Exercise requirements =>
Copy the records below exactly, leaving out any pictures.

— start of Entries supplied —

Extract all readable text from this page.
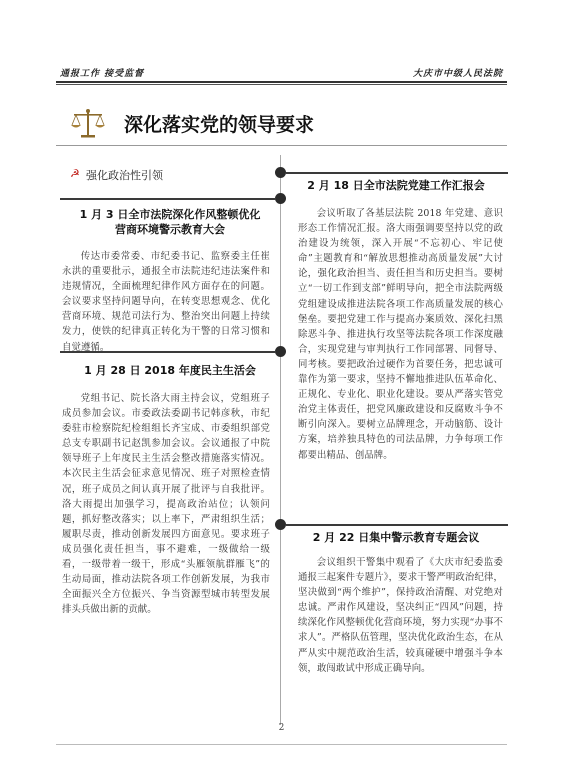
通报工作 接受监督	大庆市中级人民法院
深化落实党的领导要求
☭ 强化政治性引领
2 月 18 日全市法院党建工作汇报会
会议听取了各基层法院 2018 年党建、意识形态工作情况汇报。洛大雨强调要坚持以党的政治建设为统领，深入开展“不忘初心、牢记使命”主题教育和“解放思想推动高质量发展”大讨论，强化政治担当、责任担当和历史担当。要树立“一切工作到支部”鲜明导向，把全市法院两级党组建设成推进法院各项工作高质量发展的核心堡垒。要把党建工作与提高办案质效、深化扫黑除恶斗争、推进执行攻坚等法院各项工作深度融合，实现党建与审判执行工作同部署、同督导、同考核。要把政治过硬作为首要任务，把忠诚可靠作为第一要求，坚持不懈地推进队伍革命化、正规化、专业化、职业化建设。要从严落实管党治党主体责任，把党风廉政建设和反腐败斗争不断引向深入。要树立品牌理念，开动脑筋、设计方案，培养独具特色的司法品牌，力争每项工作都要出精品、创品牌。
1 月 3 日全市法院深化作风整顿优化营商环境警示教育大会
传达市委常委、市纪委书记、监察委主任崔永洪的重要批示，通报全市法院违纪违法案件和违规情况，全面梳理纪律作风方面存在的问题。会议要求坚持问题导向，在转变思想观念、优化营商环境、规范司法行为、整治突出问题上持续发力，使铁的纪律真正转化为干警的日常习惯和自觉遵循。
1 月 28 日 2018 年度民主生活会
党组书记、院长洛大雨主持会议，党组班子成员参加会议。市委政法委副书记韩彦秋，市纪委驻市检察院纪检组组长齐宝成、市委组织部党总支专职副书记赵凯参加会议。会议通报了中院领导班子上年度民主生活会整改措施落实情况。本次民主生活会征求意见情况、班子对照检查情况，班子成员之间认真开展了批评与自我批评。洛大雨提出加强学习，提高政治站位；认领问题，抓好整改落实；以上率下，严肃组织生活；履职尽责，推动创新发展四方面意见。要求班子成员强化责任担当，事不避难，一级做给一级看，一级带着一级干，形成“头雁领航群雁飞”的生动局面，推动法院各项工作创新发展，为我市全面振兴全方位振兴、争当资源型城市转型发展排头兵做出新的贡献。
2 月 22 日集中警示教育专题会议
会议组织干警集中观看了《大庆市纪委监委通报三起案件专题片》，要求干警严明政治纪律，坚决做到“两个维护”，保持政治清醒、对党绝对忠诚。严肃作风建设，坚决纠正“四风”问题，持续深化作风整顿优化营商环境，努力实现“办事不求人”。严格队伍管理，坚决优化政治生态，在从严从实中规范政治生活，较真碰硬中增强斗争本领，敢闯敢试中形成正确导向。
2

— end of Entries supplied —

Written response =>
Extract all readable text from this page.
通报工作 接受监督	大庆市中级人民法院
深化落实党的领导要求
☭ 强化政治性引领
2 月 18 日全市法院党建工作汇报会
会议听取了各基层法院 2018 年党建、意识形态工作情况汇报。洛大雨强调要坚持以党的政治建设为统领，深入开展“不忘初心、牢记使命”主题教育和“解放思想推动高质量发展”大讨论，强化政治担当、责任担当和历史担当。要树立“一切工作到支部”鲜明导向，把全市法院两级党组建设成推进法院各项工作高质量发展的核心堡垒。要把党建工作与提高办案质效、深化扫黑除恶斗争、推进执行攻坚等法院各项工作深度融合，实现党建与审判执行工作同部署、同督导、同考核。要把政治过硬作为首要任务，把忠诚可靠作为第一要求，坚持不懈地推进队伍革命化、正规化、专业化、职业化建设。要从严落实管党治党主体责任，把党风廉政建设和反腐败斗争不断引向深入。要树立品牌理念，开动脑筋、设计方案，培养独具特色的司法品牌，力争每项工作都要出精品、创品牌。
1 月 3 日全市法院深化作风整顿优化营商环境警示教育大会
传达市委常委、市纪委书记、监察委主任崔永洪的重要批示，通报全市法院违纪违法案件和违规情况，全面梳理纪律作风方面存在的问题。会议要求坚持问题导向，在转变思想观念、优化营商环境、规范司法行为、整治突出问题上持续发力，使铁的纪律真正转化为干警的日常习惯和自觉遵循。
1 月 28 日 2018 年度民主生活会
党组书记、院长洛大雨主持会议，党组班子成员参加会议。市委政法委副书记韩彦秋，市纪委驻市检察院纪检组组长齐宝成、市委组织部党总支专职副书记赵凯参加会议。会议通报了中院领导班子上年度民主生活会整改措施落实情况。本次民主生活会征求意见情况、班子对照检查情况，班子成员之间认真开展了批评与自我批评。洛大雨提出加强学习，提高政治站位；认领问题，抓好整改落实；以上率下，严肃组织生活；履职尽责，推动创新发展四方面意见。要求班子成员强化责任担当，事不避难，一级做给一级看，一级带着一级干，形成“头雁领航群雁飞”的生动局面，推动法院各项工作创新发展，为我市全面振兴全方位振兴、争当资源型城市转型发展排头兵做出新的贡献。
2 月 22 日集中警示教育专题会议
会议组织干警集中观看了《大庆市纪委监委通报三起案件专题片》，要求干警严明政治纪律，坚决做到“两个维护”，保持政治清醒、对党绝对忠诚。严肃作风建设，坚决纠正“四风”问题，持续深化作风整顿优化营商环境，努力实现“办事不求人”。严格队伍管理，坚决优化政治生态，在从严从实中规范政治生活，较真碰硬中增强斗争本领，敢闯敢试中形成正确导向。
2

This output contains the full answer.